-- Work to be completed --
From the entries that follow, pick out all lines holding "customers".

=== Data section ===

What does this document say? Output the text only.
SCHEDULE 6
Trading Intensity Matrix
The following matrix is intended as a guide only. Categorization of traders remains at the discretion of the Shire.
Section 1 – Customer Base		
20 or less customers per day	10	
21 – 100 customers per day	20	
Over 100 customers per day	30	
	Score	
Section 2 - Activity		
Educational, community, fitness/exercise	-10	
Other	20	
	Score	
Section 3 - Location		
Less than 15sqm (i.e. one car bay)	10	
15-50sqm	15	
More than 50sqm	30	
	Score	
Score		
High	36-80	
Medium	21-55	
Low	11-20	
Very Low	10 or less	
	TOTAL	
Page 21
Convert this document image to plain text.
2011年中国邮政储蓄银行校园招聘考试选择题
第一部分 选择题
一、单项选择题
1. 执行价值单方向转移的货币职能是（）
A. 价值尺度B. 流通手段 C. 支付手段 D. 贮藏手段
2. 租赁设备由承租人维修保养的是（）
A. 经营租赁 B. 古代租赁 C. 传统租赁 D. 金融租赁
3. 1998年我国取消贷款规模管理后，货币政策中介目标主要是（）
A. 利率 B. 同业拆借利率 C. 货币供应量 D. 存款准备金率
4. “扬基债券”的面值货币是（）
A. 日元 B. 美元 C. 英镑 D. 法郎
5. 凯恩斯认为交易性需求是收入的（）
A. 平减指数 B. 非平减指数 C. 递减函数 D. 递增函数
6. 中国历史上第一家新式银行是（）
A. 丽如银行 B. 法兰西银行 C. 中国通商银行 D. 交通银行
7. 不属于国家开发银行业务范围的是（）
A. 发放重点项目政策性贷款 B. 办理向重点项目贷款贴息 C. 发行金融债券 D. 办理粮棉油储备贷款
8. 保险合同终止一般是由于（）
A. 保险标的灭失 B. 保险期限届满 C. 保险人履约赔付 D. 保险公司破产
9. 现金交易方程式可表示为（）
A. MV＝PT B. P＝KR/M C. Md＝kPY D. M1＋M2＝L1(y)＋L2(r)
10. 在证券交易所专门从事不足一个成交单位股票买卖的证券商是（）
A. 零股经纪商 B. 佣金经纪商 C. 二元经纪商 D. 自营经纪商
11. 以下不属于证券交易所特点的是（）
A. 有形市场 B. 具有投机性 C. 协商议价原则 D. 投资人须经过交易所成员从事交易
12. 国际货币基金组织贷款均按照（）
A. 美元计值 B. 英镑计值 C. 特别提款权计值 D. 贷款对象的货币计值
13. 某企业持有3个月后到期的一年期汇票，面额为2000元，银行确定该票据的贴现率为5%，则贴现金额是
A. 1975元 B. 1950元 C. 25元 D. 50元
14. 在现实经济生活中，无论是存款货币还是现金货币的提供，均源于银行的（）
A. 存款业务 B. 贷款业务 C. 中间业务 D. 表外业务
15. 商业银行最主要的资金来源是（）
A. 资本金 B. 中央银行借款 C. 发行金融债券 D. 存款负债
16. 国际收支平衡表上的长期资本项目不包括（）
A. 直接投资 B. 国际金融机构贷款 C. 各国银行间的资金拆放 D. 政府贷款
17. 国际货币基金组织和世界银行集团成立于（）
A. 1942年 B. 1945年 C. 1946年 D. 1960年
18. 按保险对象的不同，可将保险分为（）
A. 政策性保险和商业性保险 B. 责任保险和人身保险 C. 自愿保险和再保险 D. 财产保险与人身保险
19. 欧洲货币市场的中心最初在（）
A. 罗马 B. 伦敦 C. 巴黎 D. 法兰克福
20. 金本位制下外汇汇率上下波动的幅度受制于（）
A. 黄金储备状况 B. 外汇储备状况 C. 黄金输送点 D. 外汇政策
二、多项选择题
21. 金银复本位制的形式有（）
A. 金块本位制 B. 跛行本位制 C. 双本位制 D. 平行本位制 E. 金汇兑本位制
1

===

-- Finished exercise --
20 or less customers per day	10	
21 – 100 customers per day	20	
Over 100 customers per day	30	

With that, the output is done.